**EXERCISE PROMPT**
Find all lines in the records that include the word "xlabel", and copy them out.

==================================================

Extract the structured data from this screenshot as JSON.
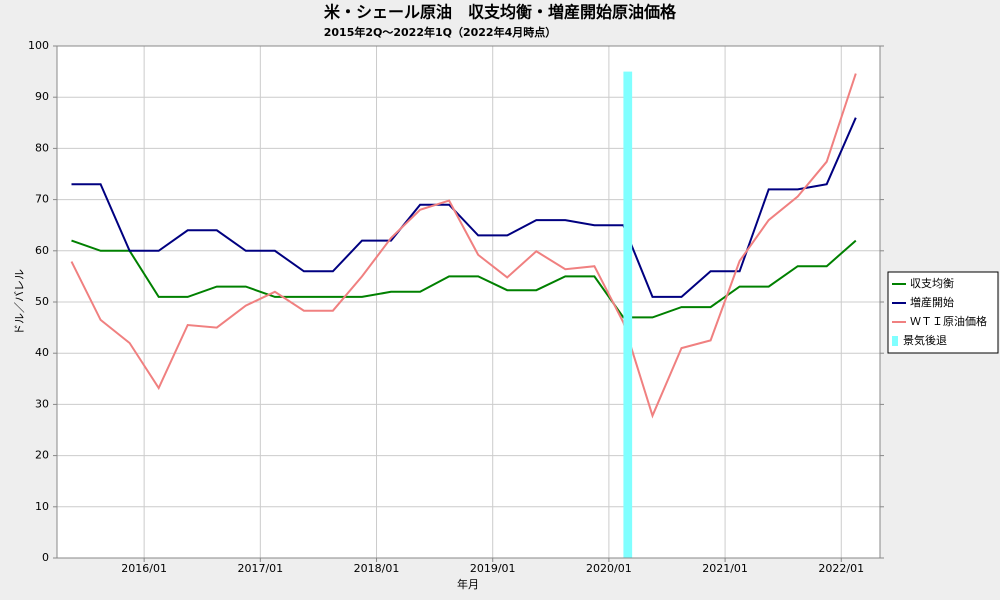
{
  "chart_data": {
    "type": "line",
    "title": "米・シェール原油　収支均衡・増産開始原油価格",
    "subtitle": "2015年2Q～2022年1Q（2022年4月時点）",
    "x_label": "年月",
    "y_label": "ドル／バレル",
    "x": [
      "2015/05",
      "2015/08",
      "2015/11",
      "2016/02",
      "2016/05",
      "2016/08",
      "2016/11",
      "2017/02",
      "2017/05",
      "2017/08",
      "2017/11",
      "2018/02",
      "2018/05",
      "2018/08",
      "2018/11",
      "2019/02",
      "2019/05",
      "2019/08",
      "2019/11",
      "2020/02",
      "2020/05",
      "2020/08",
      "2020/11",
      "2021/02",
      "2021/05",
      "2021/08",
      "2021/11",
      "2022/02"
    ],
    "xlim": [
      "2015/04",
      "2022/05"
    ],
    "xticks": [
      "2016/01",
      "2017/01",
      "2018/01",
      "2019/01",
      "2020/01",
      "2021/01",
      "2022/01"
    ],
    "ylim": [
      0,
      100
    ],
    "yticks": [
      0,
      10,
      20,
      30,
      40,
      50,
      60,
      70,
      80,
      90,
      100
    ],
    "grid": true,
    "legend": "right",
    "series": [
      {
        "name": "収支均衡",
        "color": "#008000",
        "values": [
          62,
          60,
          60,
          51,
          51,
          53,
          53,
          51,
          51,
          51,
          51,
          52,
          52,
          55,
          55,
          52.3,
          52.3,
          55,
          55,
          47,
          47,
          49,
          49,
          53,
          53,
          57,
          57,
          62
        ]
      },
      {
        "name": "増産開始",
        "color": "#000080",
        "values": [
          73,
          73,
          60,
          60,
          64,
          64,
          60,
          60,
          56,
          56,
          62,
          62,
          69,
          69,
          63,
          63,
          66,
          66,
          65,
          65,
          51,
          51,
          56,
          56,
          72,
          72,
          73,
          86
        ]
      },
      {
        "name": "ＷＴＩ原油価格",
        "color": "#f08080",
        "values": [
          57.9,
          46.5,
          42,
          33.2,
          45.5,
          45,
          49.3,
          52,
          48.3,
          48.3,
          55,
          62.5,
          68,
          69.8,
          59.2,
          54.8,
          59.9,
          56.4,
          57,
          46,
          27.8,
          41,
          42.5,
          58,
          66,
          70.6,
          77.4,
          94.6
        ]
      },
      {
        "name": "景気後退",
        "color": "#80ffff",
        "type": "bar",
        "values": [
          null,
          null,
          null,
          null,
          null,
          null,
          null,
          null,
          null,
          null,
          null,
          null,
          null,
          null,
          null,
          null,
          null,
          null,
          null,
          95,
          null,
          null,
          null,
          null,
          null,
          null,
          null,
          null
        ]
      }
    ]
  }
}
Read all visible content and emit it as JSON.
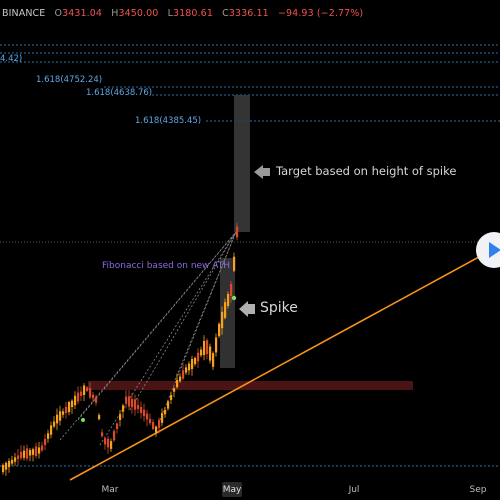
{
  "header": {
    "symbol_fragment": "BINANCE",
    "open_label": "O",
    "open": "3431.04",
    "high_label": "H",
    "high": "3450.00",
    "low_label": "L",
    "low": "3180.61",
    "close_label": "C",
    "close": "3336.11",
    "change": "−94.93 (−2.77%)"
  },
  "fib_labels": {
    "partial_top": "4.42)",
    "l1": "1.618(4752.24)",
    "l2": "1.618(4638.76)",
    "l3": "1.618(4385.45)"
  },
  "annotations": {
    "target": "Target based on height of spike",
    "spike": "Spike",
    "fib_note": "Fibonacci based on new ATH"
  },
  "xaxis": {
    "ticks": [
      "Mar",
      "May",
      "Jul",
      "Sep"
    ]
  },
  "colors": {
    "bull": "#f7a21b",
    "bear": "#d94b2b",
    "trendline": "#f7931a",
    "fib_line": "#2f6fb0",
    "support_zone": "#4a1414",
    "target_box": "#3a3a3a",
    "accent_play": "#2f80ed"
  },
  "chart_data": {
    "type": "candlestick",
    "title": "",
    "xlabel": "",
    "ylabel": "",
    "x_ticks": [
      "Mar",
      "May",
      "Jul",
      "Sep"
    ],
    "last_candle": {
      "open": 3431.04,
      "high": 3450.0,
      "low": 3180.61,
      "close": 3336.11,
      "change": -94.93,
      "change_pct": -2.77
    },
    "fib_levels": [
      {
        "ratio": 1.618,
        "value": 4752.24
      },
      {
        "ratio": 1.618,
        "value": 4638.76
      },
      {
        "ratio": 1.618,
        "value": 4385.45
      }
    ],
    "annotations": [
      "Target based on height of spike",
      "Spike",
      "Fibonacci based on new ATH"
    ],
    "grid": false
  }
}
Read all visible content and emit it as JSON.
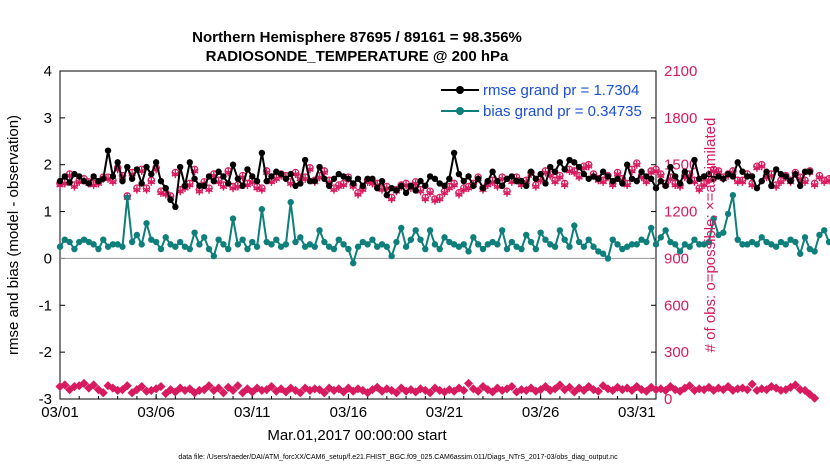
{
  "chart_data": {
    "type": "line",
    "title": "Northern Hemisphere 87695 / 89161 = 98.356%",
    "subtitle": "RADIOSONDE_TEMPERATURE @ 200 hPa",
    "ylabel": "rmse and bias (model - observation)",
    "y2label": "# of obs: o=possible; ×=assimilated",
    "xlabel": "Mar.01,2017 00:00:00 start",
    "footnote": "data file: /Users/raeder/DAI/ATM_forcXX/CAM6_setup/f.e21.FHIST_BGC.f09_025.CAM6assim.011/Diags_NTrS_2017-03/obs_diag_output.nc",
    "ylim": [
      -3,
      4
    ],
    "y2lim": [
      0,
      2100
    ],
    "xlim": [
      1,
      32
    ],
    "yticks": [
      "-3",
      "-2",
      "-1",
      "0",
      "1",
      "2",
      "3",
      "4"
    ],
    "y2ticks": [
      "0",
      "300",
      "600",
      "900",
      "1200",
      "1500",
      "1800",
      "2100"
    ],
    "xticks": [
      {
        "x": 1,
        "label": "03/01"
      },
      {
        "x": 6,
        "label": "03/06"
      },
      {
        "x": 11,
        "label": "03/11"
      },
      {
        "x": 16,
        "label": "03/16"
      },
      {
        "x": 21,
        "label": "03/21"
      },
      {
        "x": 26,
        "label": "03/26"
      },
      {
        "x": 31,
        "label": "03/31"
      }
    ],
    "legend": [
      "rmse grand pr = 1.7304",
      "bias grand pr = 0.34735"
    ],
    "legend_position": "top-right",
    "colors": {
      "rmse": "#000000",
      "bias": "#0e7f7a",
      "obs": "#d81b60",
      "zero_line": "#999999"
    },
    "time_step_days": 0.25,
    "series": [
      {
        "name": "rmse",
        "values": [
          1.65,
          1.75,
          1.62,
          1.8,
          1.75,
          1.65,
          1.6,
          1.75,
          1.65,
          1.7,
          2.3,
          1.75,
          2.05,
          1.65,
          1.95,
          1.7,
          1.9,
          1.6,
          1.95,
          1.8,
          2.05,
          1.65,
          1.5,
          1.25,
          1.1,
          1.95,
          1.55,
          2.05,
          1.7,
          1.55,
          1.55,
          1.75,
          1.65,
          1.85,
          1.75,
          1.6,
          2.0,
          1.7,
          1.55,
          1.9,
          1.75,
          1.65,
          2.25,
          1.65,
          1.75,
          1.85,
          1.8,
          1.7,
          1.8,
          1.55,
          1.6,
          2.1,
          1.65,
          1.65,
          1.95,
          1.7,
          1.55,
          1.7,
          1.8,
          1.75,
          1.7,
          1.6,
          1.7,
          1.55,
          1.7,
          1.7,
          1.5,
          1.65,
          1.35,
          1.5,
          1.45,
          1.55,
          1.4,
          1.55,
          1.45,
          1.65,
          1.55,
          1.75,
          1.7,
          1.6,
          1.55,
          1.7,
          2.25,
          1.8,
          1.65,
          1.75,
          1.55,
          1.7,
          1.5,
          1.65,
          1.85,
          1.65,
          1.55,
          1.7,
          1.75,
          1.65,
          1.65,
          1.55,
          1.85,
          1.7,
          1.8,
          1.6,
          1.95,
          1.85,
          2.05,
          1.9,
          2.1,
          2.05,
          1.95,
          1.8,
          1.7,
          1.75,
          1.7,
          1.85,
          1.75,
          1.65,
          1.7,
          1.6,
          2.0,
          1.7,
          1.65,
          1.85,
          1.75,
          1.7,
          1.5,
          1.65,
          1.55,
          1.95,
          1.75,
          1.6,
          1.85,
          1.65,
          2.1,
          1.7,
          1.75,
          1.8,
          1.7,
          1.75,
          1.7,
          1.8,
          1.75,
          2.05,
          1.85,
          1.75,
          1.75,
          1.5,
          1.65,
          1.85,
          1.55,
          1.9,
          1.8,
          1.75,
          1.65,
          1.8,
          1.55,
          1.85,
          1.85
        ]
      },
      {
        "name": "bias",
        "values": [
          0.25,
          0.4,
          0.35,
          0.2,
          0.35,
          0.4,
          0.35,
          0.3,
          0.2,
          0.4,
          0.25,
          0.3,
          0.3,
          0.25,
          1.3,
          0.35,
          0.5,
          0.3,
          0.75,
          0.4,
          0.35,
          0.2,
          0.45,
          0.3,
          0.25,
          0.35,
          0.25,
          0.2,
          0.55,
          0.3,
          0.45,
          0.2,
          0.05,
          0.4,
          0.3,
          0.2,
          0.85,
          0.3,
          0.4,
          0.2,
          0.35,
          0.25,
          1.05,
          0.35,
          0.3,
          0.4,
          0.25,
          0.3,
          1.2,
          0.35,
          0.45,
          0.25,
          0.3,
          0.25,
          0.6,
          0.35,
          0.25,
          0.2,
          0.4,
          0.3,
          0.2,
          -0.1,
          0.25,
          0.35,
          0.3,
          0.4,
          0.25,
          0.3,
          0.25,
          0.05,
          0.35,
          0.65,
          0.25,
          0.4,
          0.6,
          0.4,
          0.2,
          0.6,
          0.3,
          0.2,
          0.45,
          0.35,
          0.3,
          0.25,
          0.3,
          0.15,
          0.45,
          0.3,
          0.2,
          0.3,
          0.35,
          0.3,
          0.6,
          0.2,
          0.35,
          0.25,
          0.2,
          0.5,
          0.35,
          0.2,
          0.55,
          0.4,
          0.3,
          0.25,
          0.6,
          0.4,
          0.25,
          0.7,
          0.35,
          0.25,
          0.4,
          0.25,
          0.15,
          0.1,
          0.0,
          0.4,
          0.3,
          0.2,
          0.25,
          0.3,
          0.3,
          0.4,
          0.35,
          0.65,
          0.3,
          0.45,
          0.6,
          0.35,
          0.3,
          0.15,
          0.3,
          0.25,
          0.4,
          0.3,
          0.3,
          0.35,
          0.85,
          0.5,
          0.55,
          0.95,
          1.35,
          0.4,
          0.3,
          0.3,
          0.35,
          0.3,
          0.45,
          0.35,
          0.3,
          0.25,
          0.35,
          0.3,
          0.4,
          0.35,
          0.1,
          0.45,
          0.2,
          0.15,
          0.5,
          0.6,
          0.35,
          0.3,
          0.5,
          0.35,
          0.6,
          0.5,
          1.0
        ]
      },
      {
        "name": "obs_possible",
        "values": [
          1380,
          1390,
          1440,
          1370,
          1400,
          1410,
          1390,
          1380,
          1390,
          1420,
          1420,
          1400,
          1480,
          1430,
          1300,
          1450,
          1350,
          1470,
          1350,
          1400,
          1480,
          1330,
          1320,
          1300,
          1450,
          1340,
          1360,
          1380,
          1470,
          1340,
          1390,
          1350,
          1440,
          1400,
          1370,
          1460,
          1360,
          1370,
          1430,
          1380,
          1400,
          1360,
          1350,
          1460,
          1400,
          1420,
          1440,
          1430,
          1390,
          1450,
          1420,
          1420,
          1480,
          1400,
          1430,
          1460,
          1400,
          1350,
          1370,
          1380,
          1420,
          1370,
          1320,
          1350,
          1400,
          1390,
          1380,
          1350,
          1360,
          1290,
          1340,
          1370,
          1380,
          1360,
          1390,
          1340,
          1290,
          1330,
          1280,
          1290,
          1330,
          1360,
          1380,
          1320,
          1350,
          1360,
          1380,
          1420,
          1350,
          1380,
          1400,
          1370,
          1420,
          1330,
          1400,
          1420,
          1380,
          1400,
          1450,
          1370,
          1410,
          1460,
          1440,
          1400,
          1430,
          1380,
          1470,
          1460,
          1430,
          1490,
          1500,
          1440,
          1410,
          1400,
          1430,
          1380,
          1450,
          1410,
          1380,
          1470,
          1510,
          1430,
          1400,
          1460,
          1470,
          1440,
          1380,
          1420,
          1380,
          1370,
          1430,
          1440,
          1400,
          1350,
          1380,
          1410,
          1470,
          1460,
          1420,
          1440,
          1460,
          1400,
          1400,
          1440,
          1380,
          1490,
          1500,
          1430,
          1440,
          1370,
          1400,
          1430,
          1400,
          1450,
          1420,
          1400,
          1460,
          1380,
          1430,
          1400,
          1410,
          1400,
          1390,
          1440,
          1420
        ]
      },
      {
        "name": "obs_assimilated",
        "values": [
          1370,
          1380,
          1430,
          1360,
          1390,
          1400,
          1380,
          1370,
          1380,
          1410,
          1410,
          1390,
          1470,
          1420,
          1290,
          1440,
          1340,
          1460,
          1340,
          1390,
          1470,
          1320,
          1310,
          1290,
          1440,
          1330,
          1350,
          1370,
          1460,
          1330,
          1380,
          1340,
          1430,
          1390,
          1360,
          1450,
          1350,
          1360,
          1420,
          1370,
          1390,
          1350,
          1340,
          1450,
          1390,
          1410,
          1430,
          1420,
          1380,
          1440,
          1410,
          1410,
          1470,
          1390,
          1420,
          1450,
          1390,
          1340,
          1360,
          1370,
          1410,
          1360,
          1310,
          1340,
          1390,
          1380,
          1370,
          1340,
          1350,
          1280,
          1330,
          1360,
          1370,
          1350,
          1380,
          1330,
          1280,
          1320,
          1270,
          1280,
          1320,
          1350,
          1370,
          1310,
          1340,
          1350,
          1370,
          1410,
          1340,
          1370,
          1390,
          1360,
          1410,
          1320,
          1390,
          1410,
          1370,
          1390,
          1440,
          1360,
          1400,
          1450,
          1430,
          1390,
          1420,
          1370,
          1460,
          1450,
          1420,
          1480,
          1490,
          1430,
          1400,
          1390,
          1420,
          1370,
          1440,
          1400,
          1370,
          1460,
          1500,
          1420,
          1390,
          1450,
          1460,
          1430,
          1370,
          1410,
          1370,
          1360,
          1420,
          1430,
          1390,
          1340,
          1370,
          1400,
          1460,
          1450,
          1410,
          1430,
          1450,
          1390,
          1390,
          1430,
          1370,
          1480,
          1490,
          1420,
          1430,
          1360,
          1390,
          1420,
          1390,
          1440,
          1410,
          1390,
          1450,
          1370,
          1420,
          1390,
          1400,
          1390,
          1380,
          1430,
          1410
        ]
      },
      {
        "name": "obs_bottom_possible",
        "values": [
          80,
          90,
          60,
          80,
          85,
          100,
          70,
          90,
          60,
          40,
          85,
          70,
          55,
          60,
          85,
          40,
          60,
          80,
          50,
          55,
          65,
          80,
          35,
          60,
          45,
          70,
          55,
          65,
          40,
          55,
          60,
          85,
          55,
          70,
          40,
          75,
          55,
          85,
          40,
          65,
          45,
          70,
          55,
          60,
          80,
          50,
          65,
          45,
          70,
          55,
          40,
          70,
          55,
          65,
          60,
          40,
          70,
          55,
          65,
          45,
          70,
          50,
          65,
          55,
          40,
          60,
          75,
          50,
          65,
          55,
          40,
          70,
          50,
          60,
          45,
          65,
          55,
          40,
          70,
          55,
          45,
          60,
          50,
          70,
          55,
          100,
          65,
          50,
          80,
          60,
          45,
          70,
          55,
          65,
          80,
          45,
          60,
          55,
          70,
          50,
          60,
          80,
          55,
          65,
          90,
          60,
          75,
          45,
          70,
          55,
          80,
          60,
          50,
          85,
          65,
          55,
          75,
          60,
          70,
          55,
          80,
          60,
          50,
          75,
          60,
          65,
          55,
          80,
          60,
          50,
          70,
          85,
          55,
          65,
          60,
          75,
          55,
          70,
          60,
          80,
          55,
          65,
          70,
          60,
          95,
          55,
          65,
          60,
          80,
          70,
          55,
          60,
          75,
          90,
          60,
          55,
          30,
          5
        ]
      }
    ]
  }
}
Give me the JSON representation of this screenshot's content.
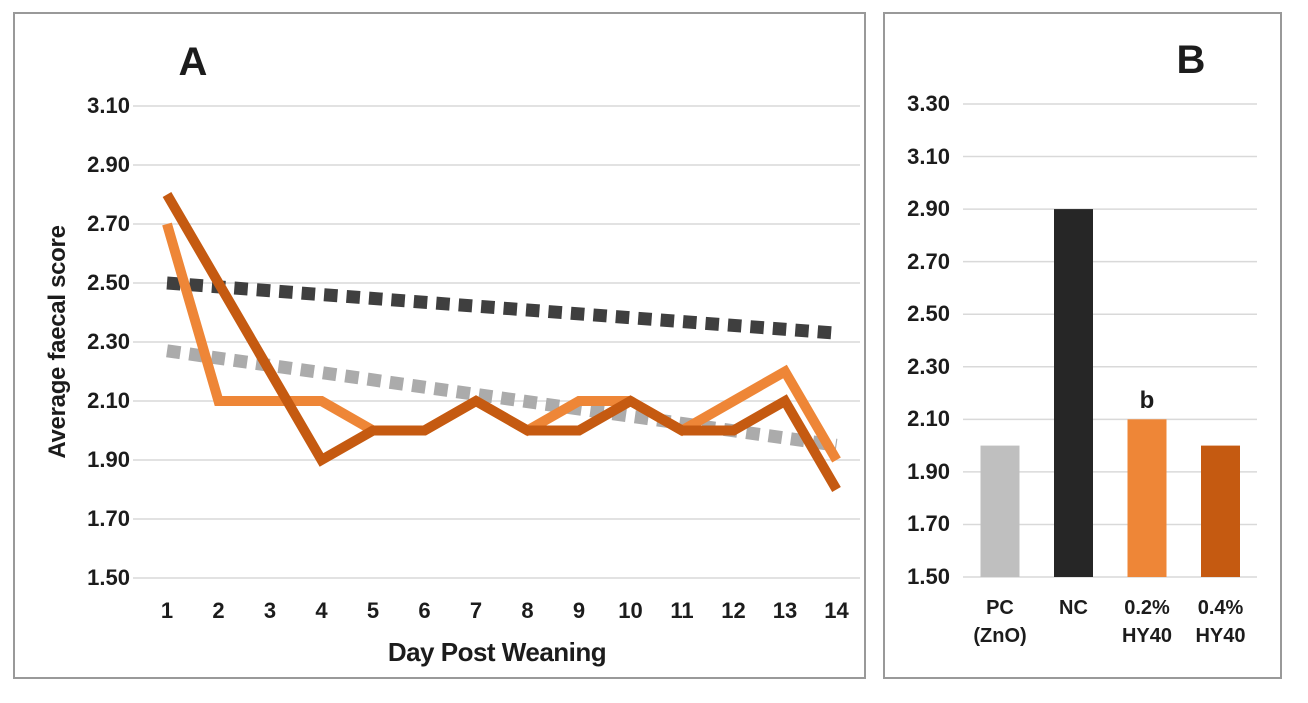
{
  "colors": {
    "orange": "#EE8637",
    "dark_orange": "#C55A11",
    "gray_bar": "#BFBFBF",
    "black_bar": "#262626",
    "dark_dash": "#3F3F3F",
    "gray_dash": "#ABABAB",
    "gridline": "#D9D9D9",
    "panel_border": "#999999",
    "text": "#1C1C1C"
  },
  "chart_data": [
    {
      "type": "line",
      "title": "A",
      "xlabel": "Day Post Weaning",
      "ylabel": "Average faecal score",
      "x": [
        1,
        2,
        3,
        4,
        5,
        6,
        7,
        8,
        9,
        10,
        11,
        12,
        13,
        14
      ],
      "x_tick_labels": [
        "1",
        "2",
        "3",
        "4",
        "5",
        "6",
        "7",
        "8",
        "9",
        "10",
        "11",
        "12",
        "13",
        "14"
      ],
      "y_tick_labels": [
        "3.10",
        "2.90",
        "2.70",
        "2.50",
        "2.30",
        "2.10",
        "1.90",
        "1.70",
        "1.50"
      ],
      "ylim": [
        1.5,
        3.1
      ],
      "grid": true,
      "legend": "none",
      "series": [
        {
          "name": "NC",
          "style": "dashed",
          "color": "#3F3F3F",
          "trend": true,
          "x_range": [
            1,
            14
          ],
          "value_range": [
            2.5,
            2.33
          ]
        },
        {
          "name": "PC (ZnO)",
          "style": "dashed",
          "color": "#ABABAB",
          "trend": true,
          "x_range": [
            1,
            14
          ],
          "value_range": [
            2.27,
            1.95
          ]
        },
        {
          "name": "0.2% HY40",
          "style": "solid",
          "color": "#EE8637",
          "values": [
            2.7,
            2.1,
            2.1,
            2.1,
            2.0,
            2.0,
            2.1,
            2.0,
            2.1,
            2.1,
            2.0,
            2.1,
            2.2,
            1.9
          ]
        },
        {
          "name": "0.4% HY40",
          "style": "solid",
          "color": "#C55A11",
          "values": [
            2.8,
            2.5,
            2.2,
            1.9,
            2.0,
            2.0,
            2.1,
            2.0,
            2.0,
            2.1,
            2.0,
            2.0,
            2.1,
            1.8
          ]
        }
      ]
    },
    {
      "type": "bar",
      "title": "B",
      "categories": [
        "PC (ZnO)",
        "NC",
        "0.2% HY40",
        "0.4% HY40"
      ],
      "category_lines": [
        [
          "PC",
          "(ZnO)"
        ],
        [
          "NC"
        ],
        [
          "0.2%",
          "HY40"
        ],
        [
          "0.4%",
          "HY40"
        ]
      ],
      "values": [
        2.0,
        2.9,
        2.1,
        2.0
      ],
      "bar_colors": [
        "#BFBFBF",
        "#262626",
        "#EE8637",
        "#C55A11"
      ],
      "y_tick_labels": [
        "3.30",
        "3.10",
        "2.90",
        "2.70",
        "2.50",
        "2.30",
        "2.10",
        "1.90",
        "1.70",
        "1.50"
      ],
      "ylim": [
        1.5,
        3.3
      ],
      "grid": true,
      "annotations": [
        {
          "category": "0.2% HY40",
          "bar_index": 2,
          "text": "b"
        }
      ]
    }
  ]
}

==================================================

**SOLUTION**
    "xlabel": "",
    "xlabel": "Mar.01,2017 00:00:00 start",
      "xlabel": "Day Post Weaning",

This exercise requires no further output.